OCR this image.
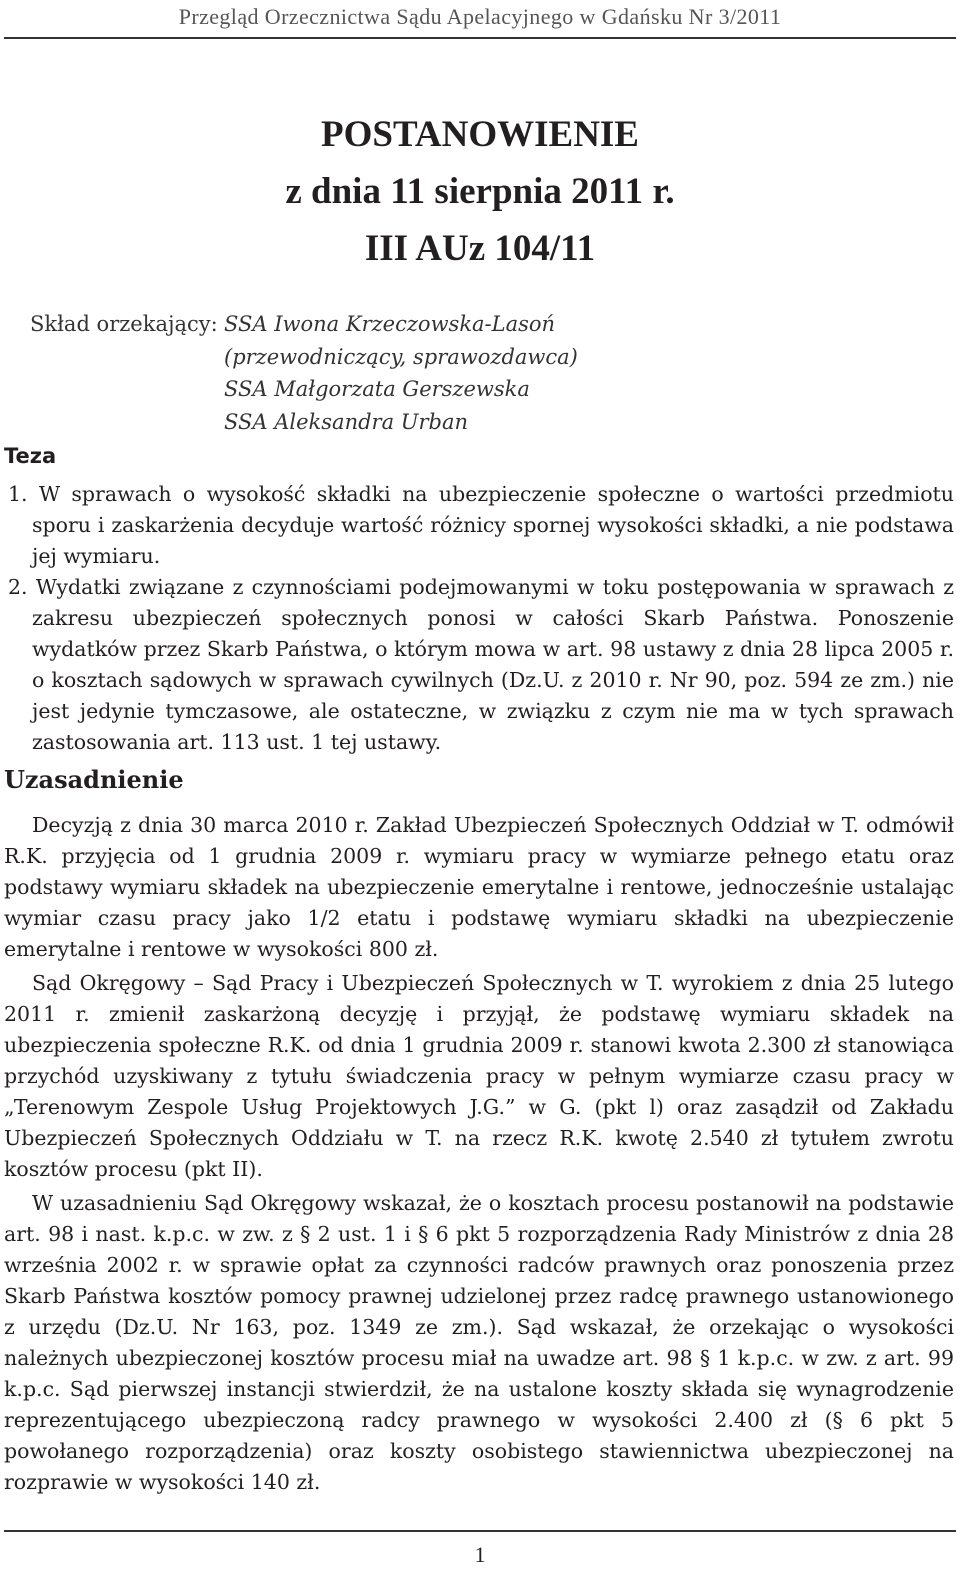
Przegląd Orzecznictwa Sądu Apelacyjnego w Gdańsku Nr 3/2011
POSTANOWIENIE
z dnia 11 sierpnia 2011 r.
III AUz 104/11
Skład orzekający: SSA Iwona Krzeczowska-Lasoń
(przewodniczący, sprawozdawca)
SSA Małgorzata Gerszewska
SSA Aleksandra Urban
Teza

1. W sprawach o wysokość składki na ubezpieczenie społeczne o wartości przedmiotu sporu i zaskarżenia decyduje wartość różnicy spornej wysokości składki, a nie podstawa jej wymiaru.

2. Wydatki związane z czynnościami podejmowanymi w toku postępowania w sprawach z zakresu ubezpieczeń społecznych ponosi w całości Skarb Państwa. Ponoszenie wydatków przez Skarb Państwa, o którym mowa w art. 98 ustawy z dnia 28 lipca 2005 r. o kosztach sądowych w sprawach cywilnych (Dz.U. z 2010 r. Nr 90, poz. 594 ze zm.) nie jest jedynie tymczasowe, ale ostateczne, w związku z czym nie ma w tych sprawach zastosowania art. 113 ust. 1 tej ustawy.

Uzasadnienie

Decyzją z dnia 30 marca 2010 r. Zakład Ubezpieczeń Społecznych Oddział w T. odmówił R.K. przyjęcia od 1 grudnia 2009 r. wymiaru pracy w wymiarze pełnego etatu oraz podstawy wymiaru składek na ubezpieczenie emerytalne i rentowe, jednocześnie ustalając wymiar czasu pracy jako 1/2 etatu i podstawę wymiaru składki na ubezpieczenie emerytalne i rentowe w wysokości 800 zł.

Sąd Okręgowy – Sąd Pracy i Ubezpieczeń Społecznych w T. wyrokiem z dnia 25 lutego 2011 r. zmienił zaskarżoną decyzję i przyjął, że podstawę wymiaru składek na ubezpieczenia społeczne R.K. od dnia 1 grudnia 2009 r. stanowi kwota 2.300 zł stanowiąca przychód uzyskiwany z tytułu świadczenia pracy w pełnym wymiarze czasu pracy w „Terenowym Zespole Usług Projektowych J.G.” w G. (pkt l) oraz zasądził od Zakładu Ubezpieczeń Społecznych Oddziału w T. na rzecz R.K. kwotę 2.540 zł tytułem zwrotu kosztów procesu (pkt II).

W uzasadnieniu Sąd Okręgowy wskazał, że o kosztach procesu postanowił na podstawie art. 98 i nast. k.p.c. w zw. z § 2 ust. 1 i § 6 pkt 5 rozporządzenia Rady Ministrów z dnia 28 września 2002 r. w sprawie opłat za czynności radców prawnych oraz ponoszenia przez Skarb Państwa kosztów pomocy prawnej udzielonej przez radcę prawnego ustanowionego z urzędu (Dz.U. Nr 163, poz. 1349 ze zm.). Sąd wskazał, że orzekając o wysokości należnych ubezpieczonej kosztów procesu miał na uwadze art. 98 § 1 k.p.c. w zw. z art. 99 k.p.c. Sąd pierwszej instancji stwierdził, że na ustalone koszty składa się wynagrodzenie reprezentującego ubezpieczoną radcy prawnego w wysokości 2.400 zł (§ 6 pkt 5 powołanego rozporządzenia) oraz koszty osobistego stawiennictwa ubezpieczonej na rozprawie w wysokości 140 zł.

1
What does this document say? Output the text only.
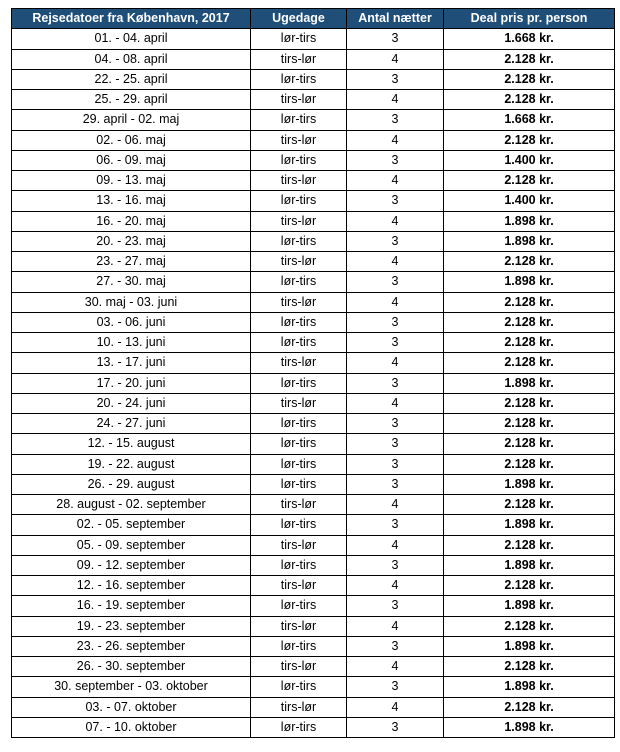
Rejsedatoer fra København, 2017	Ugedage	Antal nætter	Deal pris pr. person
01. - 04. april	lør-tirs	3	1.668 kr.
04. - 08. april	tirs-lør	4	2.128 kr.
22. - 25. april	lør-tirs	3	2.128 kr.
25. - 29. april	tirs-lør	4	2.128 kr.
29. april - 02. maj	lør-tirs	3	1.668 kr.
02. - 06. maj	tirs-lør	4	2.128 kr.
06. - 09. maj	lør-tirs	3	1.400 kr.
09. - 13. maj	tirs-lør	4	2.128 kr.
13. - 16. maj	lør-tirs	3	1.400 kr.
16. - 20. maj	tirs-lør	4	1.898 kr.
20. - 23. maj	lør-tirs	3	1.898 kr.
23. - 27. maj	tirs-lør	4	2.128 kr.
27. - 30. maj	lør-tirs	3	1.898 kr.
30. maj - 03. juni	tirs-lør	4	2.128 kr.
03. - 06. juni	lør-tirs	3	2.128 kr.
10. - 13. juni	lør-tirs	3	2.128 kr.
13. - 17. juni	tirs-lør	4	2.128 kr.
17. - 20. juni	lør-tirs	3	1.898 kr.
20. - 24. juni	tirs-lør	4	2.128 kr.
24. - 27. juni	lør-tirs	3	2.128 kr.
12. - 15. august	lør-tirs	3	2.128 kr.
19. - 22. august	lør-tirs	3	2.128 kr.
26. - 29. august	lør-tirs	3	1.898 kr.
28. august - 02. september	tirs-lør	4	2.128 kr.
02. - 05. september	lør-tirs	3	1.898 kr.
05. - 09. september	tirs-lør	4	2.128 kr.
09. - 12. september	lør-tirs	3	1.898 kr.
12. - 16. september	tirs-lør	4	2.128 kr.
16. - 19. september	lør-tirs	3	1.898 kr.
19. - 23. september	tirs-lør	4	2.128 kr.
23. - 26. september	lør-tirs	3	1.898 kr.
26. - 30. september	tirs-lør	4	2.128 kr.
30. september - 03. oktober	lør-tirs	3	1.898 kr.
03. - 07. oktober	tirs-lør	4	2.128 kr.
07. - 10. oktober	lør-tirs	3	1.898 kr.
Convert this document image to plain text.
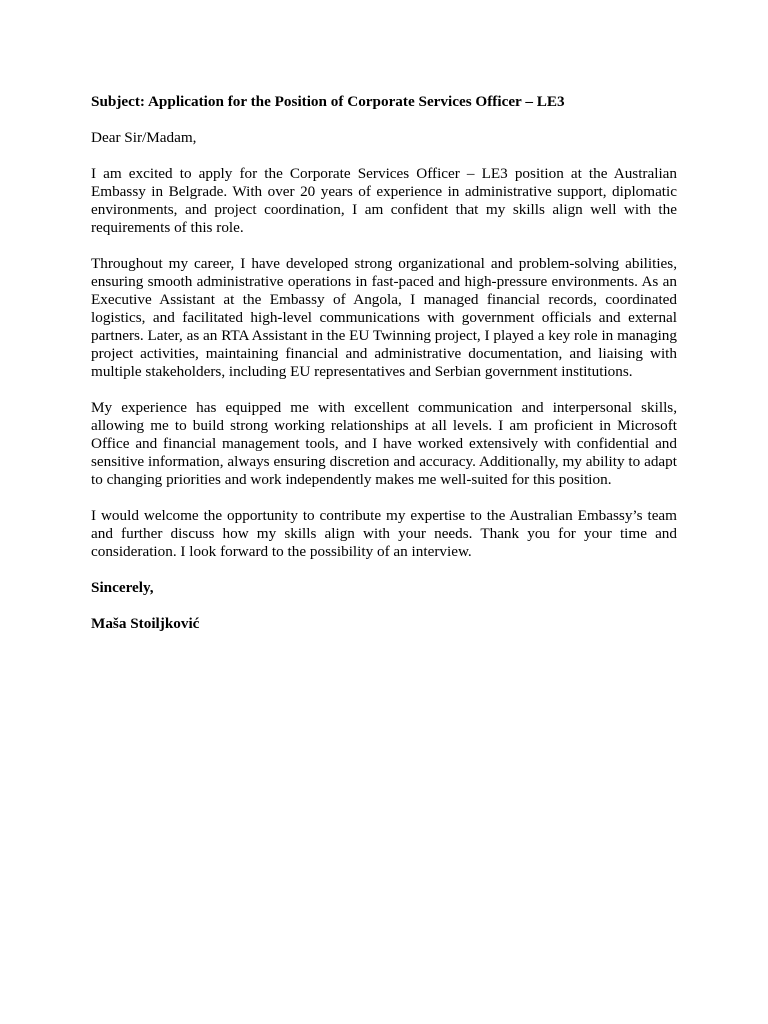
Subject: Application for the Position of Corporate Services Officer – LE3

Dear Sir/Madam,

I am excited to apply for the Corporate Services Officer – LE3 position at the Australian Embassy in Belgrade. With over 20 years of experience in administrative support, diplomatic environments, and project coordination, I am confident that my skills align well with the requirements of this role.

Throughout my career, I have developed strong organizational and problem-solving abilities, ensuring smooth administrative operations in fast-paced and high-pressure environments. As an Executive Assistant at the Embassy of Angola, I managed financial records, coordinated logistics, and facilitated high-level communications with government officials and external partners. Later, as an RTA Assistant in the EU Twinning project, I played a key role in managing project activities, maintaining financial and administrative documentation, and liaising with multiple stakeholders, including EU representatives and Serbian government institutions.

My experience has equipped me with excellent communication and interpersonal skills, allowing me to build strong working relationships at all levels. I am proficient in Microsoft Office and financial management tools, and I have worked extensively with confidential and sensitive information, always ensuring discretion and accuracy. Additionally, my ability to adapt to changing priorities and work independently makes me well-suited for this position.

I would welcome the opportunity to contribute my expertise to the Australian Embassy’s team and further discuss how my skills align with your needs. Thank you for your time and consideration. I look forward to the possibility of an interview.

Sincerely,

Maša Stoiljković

→ What is being asked: Each record above is to be restated exactly, with its pictures removed from the copy.

→ Response to the exercise:
OCR this image.
Przegląd Orzecznictwa Sądu Apelacyjnego w Gdańsku Nr 3/2011
POSTANOWIENIE
z dnia 11 sierpnia 2011 r.
III AUz 104/11
Skład orzekający: SSA Iwona Krzeczowska-Lasoń
(przewodniczący, sprawozdawca)
SSA Małgorzata Gerszewska
SSA Aleksandra Urban
Teza

1. W sprawach o wysokość składki na ubezpieczenie społeczne o wartości przedmiotu sporu i zaskarżenia decyduje wartość różnicy spornej wysokości składki, a nie podstawa jej wymiaru.

2. Wydatki związane z czynnościami podejmowanymi w toku postępowania w sprawach z zakresu ubezpieczeń społecznych ponosi w całości Skarb Państwa. Ponoszenie wydatków przez Skarb Państwa, o którym mowa w art. 98 ustawy z dnia 28 lipca 2005 r. o kosztach sądowych w sprawach cywilnych (Dz.U. z 2010 r. Nr 90, poz. 594 ze zm.) nie jest jedynie tymczasowe, ale ostateczne, w związku z czym nie ma w tych sprawach zastosowania art. 113 ust. 1 tej ustawy.

Uzasadnienie

Decyzją z dnia 30 marca 2010 r. Zakład Ubezpieczeń Społecznych Oddział w T. odmówił R.K. przyjęcia od 1 grudnia 2009 r. wymiaru pracy w wymiarze pełnego etatu oraz podstawy wymiaru składek na ubezpieczenie emerytalne i rentowe, jednocześnie ustalając wymiar czasu pracy jako 1/2 etatu i podstawę wymiaru składki na ubezpieczenie emerytalne i rentowe w wysokości 800 zł.

Sąd Okręgowy – Sąd Pracy i Ubezpieczeń Społecznych w T. wyrokiem z dnia 25 lutego 2011 r. zmienił zaskarżoną decyzję i przyjął, że podstawę wymiaru składek na ubezpieczenia społeczne R.K. od dnia 1 grudnia 2009 r. stanowi kwota 2.300 zł stanowiąca przychód uzyskiwany z tytułu świadczenia pracy w pełnym wymiarze czasu pracy w „Terenowym Zespole Usług Projektowych J.G.” w G. (pkt l) oraz zasądził od Zakładu Ubezpieczeń Społecznych Oddziału w T. na rzecz R.K. kwotę 2.540 zł tytułem zwrotu kosztów procesu (pkt II).

W uzasadnieniu Sąd Okręgowy wskazał, że o kosztach procesu postanowił na podstawie art. 98 i nast. k.p.c. w zw. z § 2 ust. 1 i § 6 pkt 5 rozporządzenia Rady Ministrów z dnia 28 września 2002 r. w sprawie opłat za czynności radców prawnych oraz ponoszenia przez Skarb Państwa kosztów pomocy prawnej udzielonej przez radcę prawnego ustanowionego z urzędu (Dz.U. Nr 163, poz. 1349 ze zm.). Sąd wskazał, że orzekając o wysokości należnych ubezpieczonej kosztów procesu miał na uwadze art. 98 § 1 k.p.c. w zw. z art. 99 k.p.c. Sąd pierwszej instancji stwierdził, że na ustalone koszty składa się wynagrodzenie reprezentującego ubezpieczoną radcy prawnego w wysokości 2.400 zł (§ 6 pkt 5 powołanego rozporządzenia) oraz koszty osobistego stawiennictwa ubezpieczonej na rozprawie w wysokości 140 zł.

1
What does this document say? Output the text only.
Rejsedatoer fra København, 2017	Ugedage	Antal nætter	Deal pris pr. person
01. - 04. april	lør-tirs	3	1.668 kr.
04. - 08. april	tirs-lør	4	2.128 kr.
22. - 25. april	lør-tirs	3	2.128 kr.
25. - 29. april	tirs-lør	4	2.128 kr.
29. april - 02. maj	lør-tirs	3	1.668 kr.
02. - 06. maj	tirs-lør	4	2.128 kr.
06. - 09. maj	lør-tirs	3	1.400 kr.
09. - 13. maj	tirs-lør	4	2.128 kr.
13. - 16. maj	lør-tirs	3	1.400 kr.
16. - 20. maj	tirs-lør	4	1.898 kr.
20. - 23. maj	lør-tirs	3	1.898 kr.
23. - 27. maj	tirs-lør	4	2.128 kr.
27. - 30. maj	lør-tirs	3	1.898 kr.
30. maj - 03. juni	tirs-lør	4	2.128 kr.
03. - 06. juni	lør-tirs	3	2.128 kr.
10. - 13. juni	lør-tirs	3	2.128 kr.
13. - 17. juni	tirs-lør	4	2.128 kr.
17. - 20. juni	lør-tirs	3	1.898 kr.
20. - 24. juni	tirs-lør	4	2.128 kr.
24. - 27. juni	lør-tirs	3	2.128 kr.
12. - 15. august	lør-tirs	3	2.128 kr.
19. - 22. august	lør-tirs	3	2.128 kr.
26. - 29. august	lør-tirs	3	1.898 kr.
28. august - 02. september	tirs-lør	4	2.128 kr.
02. - 05. september	lør-tirs	3	1.898 kr.
05. - 09. september	tirs-lør	4	2.128 kr.
09. - 12. september	lør-tirs	3	1.898 kr.
12. - 16. september	tirs-lør	4	2.128 kr.
16. - 19. september	lør-tirs	3	1.898 kr.
19. - 23. september	tirs-lør	4	2.128 kr.
23. - 26. september	lør-tirs	3	1.898 kr.
26. - 30. september	tirs-lør	4	2.128 kr.
30. september - 03. oktober	lør-tirs	3	1.898 kr.
03. - 07. oktober	tirs-lør	4	2.128 kr.
07. - 10. oktober	lør-tirs	3	1.898 kr.
Convert this document image to plain text.
Subject: Application for the Position of Corporate Services Officer – LE3

Dear Sir/Madam,

I am excited to apply for the Corporate Services Officer – LE3 position at the Australian Embassy in Belgrade. With over 20 years of experience in administrative support, diplomatic environments, and project coordination, I am confident that my skills align well with the requirements of this role.

Throughout my career, I have developed strong organizational and problem-solving abilities, ensuring smooth administrative operations in fast-paced and high-pressure environments. As an Executive Assistant at the Embassy of Angola, I managed financial records, coordinated logistics, and facilitated high-level communications with government officials and external partners. Later, as an RTA Assistant in the EU Twinning project, I played a key role in managing project activities, maintaining financial and administrative documentation, and liaising with multiple stakeholders, including EU representatives and Serbian government institutions.

My experience has equipped me with excellent communication and interpersonal skills, allowing me to build strong working relationships at all levels. I am proficient in Microsoft Office and financial management tools, and I have worked extensively with confidential and sensitive information, always ensuring discretion and accuracy. Additionally, my ability to adapt to changing priorities and work independently makes me well-suited for this position.

I would welcome the opportunity to contribute my expertise to the Australian Embassy’s team and further discuss how my skills align with your needs. Thank you for your time and consideration. I look forward to the possibility of an interview.

Sincerely,

Maša Stoiljković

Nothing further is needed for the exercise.